Below is a listing; reproduce each line of it exactly.

(begin)

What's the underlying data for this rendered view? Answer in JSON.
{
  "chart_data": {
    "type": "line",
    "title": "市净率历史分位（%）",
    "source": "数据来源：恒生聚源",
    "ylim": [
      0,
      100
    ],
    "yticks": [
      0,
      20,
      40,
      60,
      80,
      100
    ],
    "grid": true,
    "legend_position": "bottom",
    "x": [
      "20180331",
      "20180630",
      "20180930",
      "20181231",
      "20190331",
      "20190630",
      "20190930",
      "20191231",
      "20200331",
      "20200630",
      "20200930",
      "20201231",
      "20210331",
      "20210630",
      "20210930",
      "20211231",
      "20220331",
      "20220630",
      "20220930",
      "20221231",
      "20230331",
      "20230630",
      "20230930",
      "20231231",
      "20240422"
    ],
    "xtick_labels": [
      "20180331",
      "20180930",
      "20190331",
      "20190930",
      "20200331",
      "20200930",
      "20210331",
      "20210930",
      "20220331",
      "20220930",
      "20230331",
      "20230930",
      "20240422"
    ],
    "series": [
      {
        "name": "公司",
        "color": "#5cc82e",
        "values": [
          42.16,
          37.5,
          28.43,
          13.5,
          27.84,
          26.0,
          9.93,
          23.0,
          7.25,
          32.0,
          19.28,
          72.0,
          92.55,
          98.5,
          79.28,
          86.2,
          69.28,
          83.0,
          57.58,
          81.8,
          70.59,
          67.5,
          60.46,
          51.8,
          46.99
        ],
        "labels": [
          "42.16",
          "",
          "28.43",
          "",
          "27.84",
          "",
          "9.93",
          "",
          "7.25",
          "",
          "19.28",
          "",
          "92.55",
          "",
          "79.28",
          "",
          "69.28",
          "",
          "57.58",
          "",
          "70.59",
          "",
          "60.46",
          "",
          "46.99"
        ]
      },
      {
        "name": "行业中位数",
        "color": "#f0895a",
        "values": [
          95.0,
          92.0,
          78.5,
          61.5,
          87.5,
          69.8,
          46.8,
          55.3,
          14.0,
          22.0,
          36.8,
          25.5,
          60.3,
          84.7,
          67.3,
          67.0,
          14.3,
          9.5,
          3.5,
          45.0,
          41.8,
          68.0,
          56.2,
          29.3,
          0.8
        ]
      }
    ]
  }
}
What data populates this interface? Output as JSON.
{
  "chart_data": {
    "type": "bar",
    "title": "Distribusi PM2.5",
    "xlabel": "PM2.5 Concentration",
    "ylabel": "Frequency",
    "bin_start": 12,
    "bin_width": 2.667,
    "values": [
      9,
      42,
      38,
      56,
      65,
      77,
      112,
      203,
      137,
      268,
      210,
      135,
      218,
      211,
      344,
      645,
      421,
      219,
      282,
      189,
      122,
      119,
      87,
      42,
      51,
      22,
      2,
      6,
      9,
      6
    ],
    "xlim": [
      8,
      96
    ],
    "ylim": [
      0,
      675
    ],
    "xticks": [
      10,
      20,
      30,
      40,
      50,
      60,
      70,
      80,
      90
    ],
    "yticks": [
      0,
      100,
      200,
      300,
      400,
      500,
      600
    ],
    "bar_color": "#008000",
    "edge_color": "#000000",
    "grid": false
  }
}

(end)

* _Task solution_
What's the underlying data for this rendered view? Answer in JSON.
{
  "chart_data": {
    "type": "line",
    "title": "市净率历史分位（%）",
    "source": "数据来源：恒生聚源",
    "ylim": [
      0,
      100
    ],
    "yticks": [
      0,
      20,
      40,
      60,
      80,
      100
    ],
    "grid": true,
    "legend_position": "bottom",
    "x": [
      "20180331",
      "20180630",
      "20180930",
      "20181231",
      "20190331",
      "20190630",
      "20190930",
      "20191231",
      "20200331",
      "20200630",
      "20200930",
      "20201231",
      "20210331",
      "20210630",
      "20210930",
      "20211231",
      "20220331",
      "20220630",
      "20220930",
      "20221231",
      "20230331",
      "20230630",
      "20230930",
      "20231231",
      "20240422"
    ],
    "xtick_labels": [
      "20180331",
      "20180930",
      "20190331",
      "20190930",
      "20200331",
      "20200930",
      "20210331",
      "20210930",
      "20220331",
      "20220930",
      "20230331",
      "20230930",
      "20240422"
    ],
    "series": [
      {
        "name": "公司",
        "color": "#5cc82e",
        "values": [
          42.16,
          37.5,
          28.43,
          13.5,
          27.84,
          26.0,
          9.93,
          23.0,
          7.25,
          32.0,
          19.28,
          72.0,
          92.55,
          98.5,
          79.28,
          86.2,
          69.28,
          83.0,
          57.58,
          81.8,
          70.59,
          67.5,
          60.46,
          51.8,
          46.99
        ],
        "labels": [
          "42.16",
          "",
          "28.43",
          "",
          "27.84",
          "",
          "9.93",
          "",
          "7.25",
          "",
          "19.28",
          "",
          "92.55",
          "",
          "79.28",
          "",
          "69.28",
          "",
          "57.58",
          "",
          "70.59",
          "",
          "60.46",
          "",
          "46.99"
        ]
      },
      {
        "name": "行业中位数",
        "color": "#f0895a",
        "values": [
          95.0,
          92.0,
          78.5,
          61.5,
          87.5,
          69.8,
          46.8,
          55.3,
          14.0,
          22.0,
          36.8,
          25.5,
          60.3,
          84.7,
          67.3,
          67.0,
          14.3,
          9.5,
          3.5,
          45.0,
          41.8,
          68.0,
          56.2,
          29.3,
          0.8
        ]
      }
    ]
  }
}
What data populates this interface? Output as JSON.
{
  "chart_data": {
    "type": "bar",
    "title": "Distribusi PM2.5",
    "xlabel": "PM2.5 Concentration",
    "ylabel": "Frequency",
    "bin_start": 12,
    "bin_width": 2.667,
    "values": [
      9,
      42,
      38,
      56,
      65,
      77,
      112,
      203,
      137,
      268,
      210,
      135,
      218,
      211,
      344,
      645,
      421,
      219,
      282,
      189,
      122,
      119,
      87,
      42,
      51,
      22,
      2,
      6,
      9,
      6
    ],
    "xlim": [
      8,
      96
    ],
    "ylim": [
      0,
      675
    ],
    "xticks": [
      10,
      20,
      30,
      40,
      50,
      60,
      70,
      80,
      90
    ],
    "yticks": [
      0,
      100,
      200,
      300,
      400,
      500,
      600
    ],
    "bar_color": "#008000",
    "edge_color": "#000000",
    "grid": false
  }
}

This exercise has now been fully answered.